Your objective -
Each line of the listing must be transcribed exactly, except for the images, which should be excluded.

>> begin

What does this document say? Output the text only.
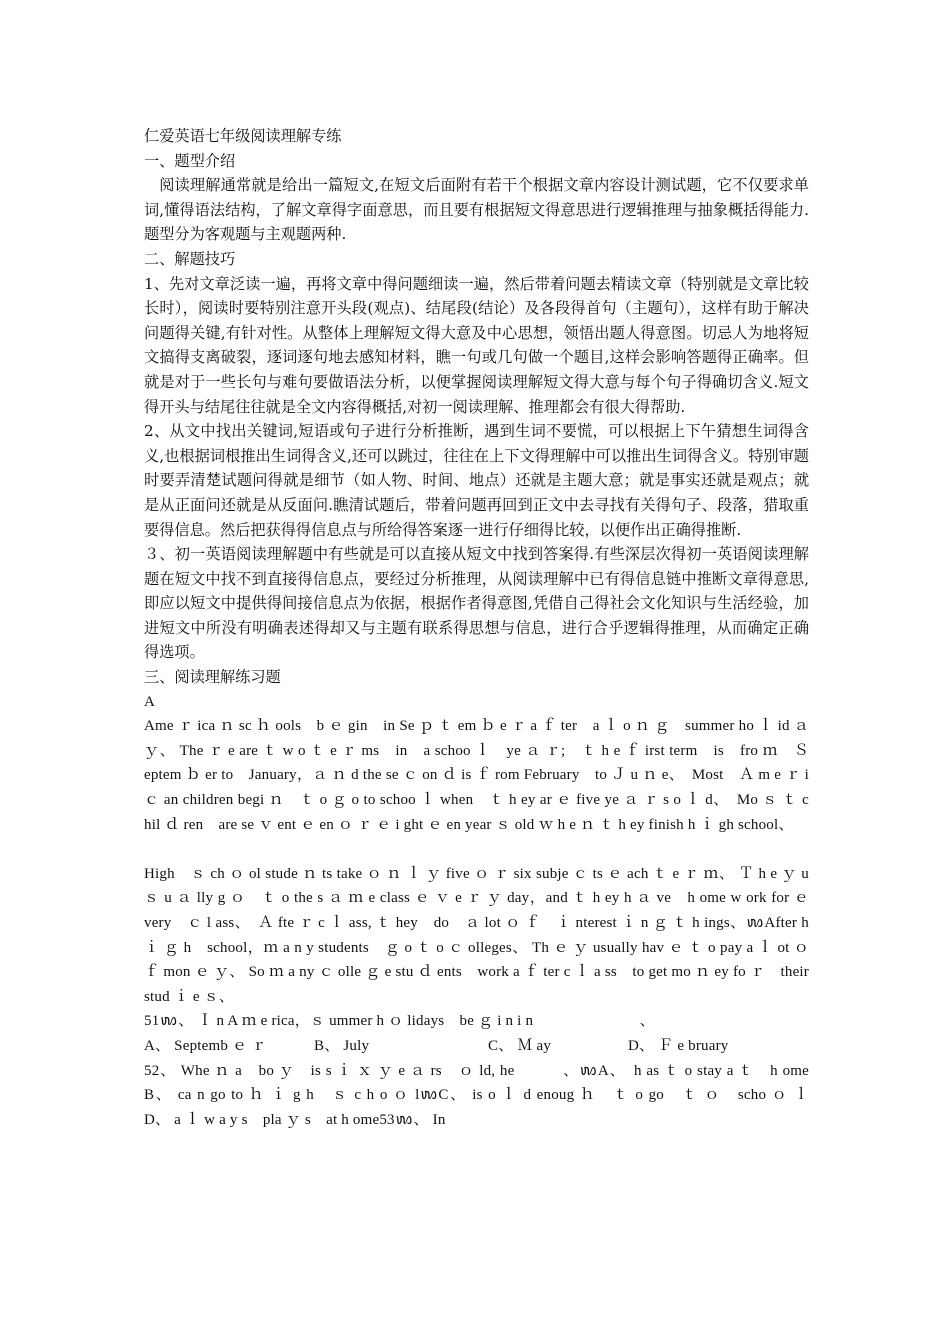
仁爱英语七年级阅读理解专练

一、题型介绍

阅读理解通常就是给出一篇短文,在短文后面附有若干个根据文章内容设计测试题，它不仅要求单词,懂得语法结构，了解文章得字面意思，而且要有根据短文得意思进行逻辑推理与抽象概括得能力.题型分为客观题与主观题两种.

二、解题技巧

1、先对文章泛读一遍，再将文章中得问题细读一遍，然后带着问题去精读文章（特别就是文章比较长时），阅读时要特别注意开头段(观点)、结尾段(结论）及各段得首句（主题句），这样有助于解决问题得关键,有针对性。从整体上理解短文得大意及中心思想，领悟出题人得意图。切忌人为地将短文搞得支离破裂，逐词逐句地去感知材料，瞧一句或几句做一个题目,这样会影响答题得正确率。但就是对于一些长句与难句要做语法分析，以便掌握阅读理解短文得大意与每个句子得确切含义.短文得开头与结尾往往就是全文内容得概括,对初一阅读理解、推理都会有很大得帮助.

2、从文中找出关键词,短语或句子进行分析推断，遇到生词不要慌，可以根据上下午猜想生词得含义,也根据词根推出生词得含义,还可以跳过，往往在上下文得理解中可以推出生词得含义。特别审题时要弄清楚试题问得就是细节（如人物、时间、地点）还就是主题大意；就是事实还就是观点；就是从正面问还就是从反面问.瞧清试题后，带着问题再回到正文中去寻找有关得句子、段落，猎取重要得信息。然后把获得得信息点与所给得答案逐一进行仔细得比较，以便作出正确得推断.

３、初一英语阅读理解题中有些就是可以直接从短文中找到答案得.有些深层次得初一英语阅读理解题在短文中找不到直接得信息点，要经过分析推理，从阅读理解中已有得信息链中推断文章得意思,即应以短文中提供得间接信息点为依据，根据作者得意图,凭借自己得社会文化知识与生活经验，加进短文中所没有明确表述得却又与主题有联系得思想与信息，进行合乎逻辑得推理，从而确定正确得选项。

三、阅读理解练习题

A

Ame ｒ ica ｎ sc ｈ ools　b ｅ gin　in Se ｐ ｔ em ｂ e ｒ a ｆ ter　a ｌ o ｎ ｇ　summer ho ｌ id ａｙ、 The ｒ e are ｔ w o ｔ e ｒ ms　in　a schoo ｌ　ye ａ ｒ;　ｔ h e ｆ irst term　is　fro ｍ　Ｓ eptem ｂ er to　January，ａ ｎ d the se ｃ on ｄ is ｆ rom February　to Ｊ u ｎ e、　Most　Ａ m e ｒ i ｃ an children begi ｎ　ｔ o ｇ o to schoo ｌ when　ｔ h ey ar ｅ five ye ａ ｒ s o ｌ d、　Mo ｓ ｔ c hil ｄ ren　are se ｖ ent ｅ en ｏ ｒ ｅ i ght ｅ en year ｓ old ｗ h e ｎ ｔ h ey finish h ｉ gh school、

High　ｓ ch ｏ ol stude ｎ ts take ｏ ｎ ｌ ｙ five ｏ ｒ six subje ｃ ts ｅ ach ｔ e ｒ ｍ、 Ｔ h e ｙ u ｓ u ａ lly g ｏ　ｔ o the s ａ ｍ e class ｅ ｖ e ｒ ｙ day，and ｔ h ey h ａ ve　h ome w ork for ｅ very　ｃ l ass、　Ａ fte ｒ c ｌ ass, ｔ hey　do　ａ lot ｏ ｆ　ｉ nterest ｉ n ｇ ｔ h ings、ꪪAfter h ｉ ｇ h　school，ｍ a n y students　ｇ o ｔ o ｃ olleges、 Th ｅ ｙ usually hav ｅ ｔ o pay a ｌ ot ｏ ｆ mon ｅ ｙ、 So ｍ a ny ｃ olle ｇ e stu ｄ ents　work a ｆ ter c ｌ a ss　to get mo ｎ ey fo ｒ　their stud ｉ e ｓ、

51ꪪ、 Ｉ n A ｍ e rica，ｓ ummer h ｏ lidays　be ｇ i n i n　　　　　　　、

A、 Septemb ｅ ｒ	B、 July	C、 Ｍ ay	D、 Ｆ e bruary

52、 Whe ｎ a　bo ｙ　is s ｉ ｘ ｙ e ａ rs　ｏ ld, he　　　、ꪪA、　h as ｔ o stay a ｔ　h ome　　　　　　　B、 ca n go to ｈ ｉ g h　ｓ c h o ｏ lꪪC、 is o ｌ d enoug ｈ　ｔ o go　ｔ ｏ　scho ｏ ｌ　　　　　　　D、 a ｌ w a y s　pla ｙ s　at h ome53ꪪ、 In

>> end

Exercise result -
What does this document say? Output the text only.
仁爱英语七年级阅读理解专练

一、题型介绍

阅读理解通常就是给出一篇短文,在短文后面附有若干个根据文章内容设计测试题，它不仅要求单词,懂得语法结构，了解文章得字面意思，而且要有根据短文得意思进行逻辑推理与抽象概括得能力.题型分为客观题与主观题两种.

二、解题技巧

1、先对文章泛读一遍，再将文章中得问题细读一遍，然后带着问题去精读文章（特别就是文章比较长时），阅读时要特别注意开头段(观点)、结尾段(结论）及各段得首句（主题句），这样有助于解决问题得关键,有针对性。从整体上理解短文得大意及中心思想，领悟出题人得意图。切忌人为地将短文搞得支离破裂，逐词逐句地去感知材料，瞧一句或几句做一个题目,这样会影响答题得正确率。但就是对于一些长句与难句要做语法分析，以便掌握阅读理解短文得大意与每个句子得确切含义.短文得开头与结尾往往就是全文内容得概括,对初一阅读理解、推理都会有很大得帮助.

2、从文中找出关键词,短语或句子进行分析推断，遇到生词不要慌，可以根据上下午猜想生词得含义,也根据词根推出生词得含义,还可以跳过，往往在上下文得理解中可以推出生词得含义。特别审题时要弄清楚试题问得就是细节（如人物、时间、地点）还就是主题大意；就是事实还就是观点；就是从正面问还就是从反面问.瞧清试题后，带着问题再回到正文中去寻找有关得句子、段落，猎取重要得信息。然后把获得得信息点与所给得答案逐一进行仔细得比较，以便作出正确得推断.

３、初一英语阅读理解题中有些就是可以直接从短文中找到答案得.有些深层次得初一英语阅读理解题在短文中找不到直接得信息点，要经过分析推理，从阅读理解中已有得信息链中推断文章得意思,即应以短文中提供得间接信息点为依据，根据作者得意图,凭借自己得社会文化知识与生活经验，加进短文中所没有明确表述得却又与主题有联系得思想与信息，进行合乎逻辑得推理，从而确定正确得选项。

三、阅读理解练习题

A

Ame ｒ ica ｎ sc ｈ ools　b ｅ gin　in Se ｐ ｔ em ｂ e ｒ a ｆ ter　a ｌ o ｎ ｇ　summer ho ｌ id ａｙ、 The ｒ e are ｔ w o ｔ e ｒ ms　in　a schoo ｌ　ye ａ ｒ;　ｔ h e ｆ irst term　is　fro ｍ　Ｓ eptem ｂ er to　January，ａ ｎ d the se ｃ on ｄ is ｆ rom February　to Ｊ u ｎ e、　Most　Ａ m e ｒ i ｃ an children begi ｎ　ｔ o ｇ o to schoo ｌ when　ｔ h ey ar ｅ five ye ａ ｒ s o ｌ d、　Mo ｓ ｔ c hil ｄ ren　are se ｖ ent ｅ en ｏ ｒ ｅ i ght ｅ en year ｓ old ｗ h e ｎ ｔ h ey finish h ｉ gh school、

High　ｓ ch ｏ ol stude ｎ ts take ｏ ｎ ｌ ｙ five ｏ ｒ six subje ｃ ts ｅ ach ｔ e ｒ ｍ、 Ｔ h e ｙ u ｓ u ａ lly g ｏ　ｔ o the s ａ ｍ e class ｅ ｖ e ｒ ｙ day，and ｔ h ey h ａ ve　h ome w ork for ｅ very　ｃ l ass、　Ａ fte ｒ c ｌ ass, ｔ hey　do　ａ lot ｏ ｆ　ｉ nterest ｉ n ｇ ｔ h ings、ꪪAfter h ｉ ｇ h　school，ｍ a n y students　ｇ o ｔ o ｃ olleges、 Th ｅ ｙ usually hav ｅ ｔ o pay a ｌ ot ｏ ｆ mon ｅ ｙ、 So ｍ a ny ｃ olle ｇ e stu ｄ ents　work a ｆ ter c ｌ a ss　to get mo ｎ ey fo ｒ　their stud ｉ e ｓ、

51ꪪ、 Ｉ n A ｍ e rica，ｓ ummer h ｏ lidays　be ｇ i n i n　　　　　　　、

A、 Septemb ｅ ｒ	B、 July	C、 Ｍ ay	D、 Ｆ e bruary

52、 Whe ｎ a　bo ｙ　is s ｉ ｘ ｙ e ａ rs　ｏ ld, he　　　、ꪪA、　h as ｔ o stay a ｔ　h ome　　　　　　　B、 ca n go to ｈ ｉ g h　ｓ c h o ｏ lꪪC、 is o ｌ d enoug ｈ　ｔ o go　ｔ ｏ　scho ｏ ｌ　　　　　　　D、 a ｌ w a y s　pla ｙ s　at h ome53ꪪ、 In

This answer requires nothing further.